Aim
Render the following material again verbatim, leaving nothing out.

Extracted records
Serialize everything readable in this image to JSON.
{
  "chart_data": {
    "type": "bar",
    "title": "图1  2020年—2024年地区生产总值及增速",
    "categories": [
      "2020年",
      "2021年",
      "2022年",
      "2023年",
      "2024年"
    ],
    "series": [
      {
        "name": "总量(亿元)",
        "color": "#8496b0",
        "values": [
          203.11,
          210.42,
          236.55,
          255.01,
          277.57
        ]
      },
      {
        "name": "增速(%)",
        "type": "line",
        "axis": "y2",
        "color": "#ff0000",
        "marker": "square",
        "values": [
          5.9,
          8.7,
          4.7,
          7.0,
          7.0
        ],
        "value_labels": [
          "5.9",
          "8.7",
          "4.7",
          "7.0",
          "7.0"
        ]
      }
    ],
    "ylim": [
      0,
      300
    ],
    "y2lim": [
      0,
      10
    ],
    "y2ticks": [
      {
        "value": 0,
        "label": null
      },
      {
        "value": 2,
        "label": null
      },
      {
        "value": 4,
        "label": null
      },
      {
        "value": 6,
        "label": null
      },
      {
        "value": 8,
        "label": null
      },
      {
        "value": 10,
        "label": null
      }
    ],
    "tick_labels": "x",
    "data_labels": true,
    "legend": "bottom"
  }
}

Answer to the problem
Serialize everything readable in this image to JSON.
{
  "chart_data": {
    "type": "bar",
    "title": "图1  2020年—2024年地区生产总值及增速",
    "categories": [
      "2020年",
      "2021年",
      "2022年",
      "2023年",
      "2024年"
    ],
    "series": [
      {
        "name": "总量(亿元)",
        "color": "#8496b0",
        "values": [
          203.11,
          210.42,
          236.55,
          255.01,
          277.57
        ]
      },
      {
        "name": "增速(%)",
        "type": "line",
        "axis": "y2",
        "color": "#ff0000",
        "marker": "square",
        "values": [
          5.9,
          8.7,
          4.7,
          7.0,
          7.0
        ],
        "value_labels": [
          "5.9",
          "8.7",
          "4.7",
          "7.0",
          "7.0"
        ]
      }
    ],
    "ylim": [
      0,
      300
    ],
    "y2lim": [
      0,
      10
    ],
    "y2ticks": [
      {
        "value": 0,
        "label": null
      },
      {
        "value": 2,
        "label": null
      },
      {
        "value": 4,
        "label": null
      },
      {
        "value": 6,
        "label": null
      },
      {
        "value": 8,
        "label": null
      },
      {
        "value": 10,
        "label": null
      }
    ],
    "tick_labels": "x",
    "data_labels": true,
    "legend": "bottom"
  }
}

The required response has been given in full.